**Given passage:**
Jinja-Kampala Expressway
Government’s handling of plans around the proposed Jinja - Kampala Expressway has also been a major issue here.
In September 2019, Mr Museveni brought an end to the tendering process saying he was rejecting “the idea of borrowing for the Kampala-Jinja Expressway”.

He directed that the Chinese firm, China Railway 17th Bureau Group Company (CR17th), be invited to discuss with government how it would recoup $1.1b that it intended to sink into work on the road. The firm intended to recover its money by collecting tolls.

That position, though later abandoned, did not sit down well with most of the elite who argued that it was unfair of government to insist on making them pay for using a road when Ugandans in other parts of the country were using roads constructed on borrowed money and due to be paid back by all taxpayers.

Poverty
Mr Daudi Migereko, who represented Butembe County in Parliament between 1996 and 2016 and was a member of Mr Museveni’s Cabinet for at least 15 years, says poverty – which according to the Uganda Bureau of Statistic (Ubos) stands at 35.7 per cent in Busoga – played a part in the outcome of the elections.

“Poverty, unemployment and failure to secure markets for farmers’ sugarcane yet a majority of farmers had successfully turned to sugarcane growing were major factors. The sugarcane issue compounded the poverty conditions,” Mr Migereko says.

**Information provided:**
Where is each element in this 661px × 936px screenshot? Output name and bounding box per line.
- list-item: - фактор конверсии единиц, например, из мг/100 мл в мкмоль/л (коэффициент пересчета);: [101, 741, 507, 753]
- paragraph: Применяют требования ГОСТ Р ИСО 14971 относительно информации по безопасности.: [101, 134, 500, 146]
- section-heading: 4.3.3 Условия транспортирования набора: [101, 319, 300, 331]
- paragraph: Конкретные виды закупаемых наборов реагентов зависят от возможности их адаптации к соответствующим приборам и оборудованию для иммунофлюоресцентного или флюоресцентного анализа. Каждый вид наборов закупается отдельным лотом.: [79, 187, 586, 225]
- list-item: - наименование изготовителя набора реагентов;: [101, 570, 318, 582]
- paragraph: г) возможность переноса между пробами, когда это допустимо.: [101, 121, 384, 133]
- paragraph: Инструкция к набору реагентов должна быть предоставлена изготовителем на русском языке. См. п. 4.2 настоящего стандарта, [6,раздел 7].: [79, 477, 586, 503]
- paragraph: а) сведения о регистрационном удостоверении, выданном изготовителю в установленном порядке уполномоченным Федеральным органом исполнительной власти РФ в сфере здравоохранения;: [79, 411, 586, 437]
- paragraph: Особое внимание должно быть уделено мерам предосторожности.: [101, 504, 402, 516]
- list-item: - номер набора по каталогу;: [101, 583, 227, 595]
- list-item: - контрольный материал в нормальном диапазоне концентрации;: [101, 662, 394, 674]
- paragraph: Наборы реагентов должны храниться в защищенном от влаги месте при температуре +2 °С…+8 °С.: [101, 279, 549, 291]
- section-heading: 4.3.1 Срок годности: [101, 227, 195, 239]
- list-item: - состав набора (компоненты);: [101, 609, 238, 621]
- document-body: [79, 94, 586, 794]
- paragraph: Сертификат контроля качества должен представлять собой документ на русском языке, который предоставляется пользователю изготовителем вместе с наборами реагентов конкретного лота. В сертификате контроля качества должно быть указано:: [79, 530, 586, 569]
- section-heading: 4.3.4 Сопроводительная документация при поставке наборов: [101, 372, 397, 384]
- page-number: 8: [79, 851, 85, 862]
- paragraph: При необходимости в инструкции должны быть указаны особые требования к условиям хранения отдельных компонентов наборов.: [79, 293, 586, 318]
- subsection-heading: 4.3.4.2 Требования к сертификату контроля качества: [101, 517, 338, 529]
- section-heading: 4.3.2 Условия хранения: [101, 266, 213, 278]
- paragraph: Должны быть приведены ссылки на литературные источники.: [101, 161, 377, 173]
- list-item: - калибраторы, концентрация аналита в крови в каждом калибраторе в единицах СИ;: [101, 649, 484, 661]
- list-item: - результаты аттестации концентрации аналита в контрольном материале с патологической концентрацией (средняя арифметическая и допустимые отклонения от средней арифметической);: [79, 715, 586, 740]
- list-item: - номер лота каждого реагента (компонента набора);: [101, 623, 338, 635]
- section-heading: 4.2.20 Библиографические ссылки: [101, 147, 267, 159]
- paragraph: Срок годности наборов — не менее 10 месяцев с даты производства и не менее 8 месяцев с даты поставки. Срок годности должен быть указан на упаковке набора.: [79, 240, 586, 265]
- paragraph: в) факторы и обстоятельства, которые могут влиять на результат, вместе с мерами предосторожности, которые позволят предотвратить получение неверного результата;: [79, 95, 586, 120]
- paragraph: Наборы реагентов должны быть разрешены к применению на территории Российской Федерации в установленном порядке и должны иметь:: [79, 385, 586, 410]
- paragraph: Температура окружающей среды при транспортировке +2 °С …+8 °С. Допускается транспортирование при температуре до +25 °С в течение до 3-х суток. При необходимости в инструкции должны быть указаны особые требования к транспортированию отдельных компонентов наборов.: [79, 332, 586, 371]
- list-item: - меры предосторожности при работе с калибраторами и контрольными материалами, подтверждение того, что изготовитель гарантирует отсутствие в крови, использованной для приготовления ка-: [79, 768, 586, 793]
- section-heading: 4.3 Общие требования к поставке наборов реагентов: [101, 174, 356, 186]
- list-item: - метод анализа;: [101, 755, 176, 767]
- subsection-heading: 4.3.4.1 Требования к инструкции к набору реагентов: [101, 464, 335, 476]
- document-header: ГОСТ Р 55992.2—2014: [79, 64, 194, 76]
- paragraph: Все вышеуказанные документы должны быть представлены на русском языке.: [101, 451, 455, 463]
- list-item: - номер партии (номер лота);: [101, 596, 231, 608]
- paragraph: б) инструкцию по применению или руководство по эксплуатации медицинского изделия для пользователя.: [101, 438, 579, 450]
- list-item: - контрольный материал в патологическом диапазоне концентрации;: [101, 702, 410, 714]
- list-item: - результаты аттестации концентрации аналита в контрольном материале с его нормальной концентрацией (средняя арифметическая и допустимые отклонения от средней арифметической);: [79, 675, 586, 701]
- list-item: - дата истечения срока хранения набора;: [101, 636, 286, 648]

**Goal of the exercise:**
According to the passage on the Jinja-Kampala Expressway, what poverty rate does the Uganda Bureau of Statistics give for Busoga? Answer using only the passage on the Jinja-Kampala Expressway.

**Solution to the problem:**
35.7 per cent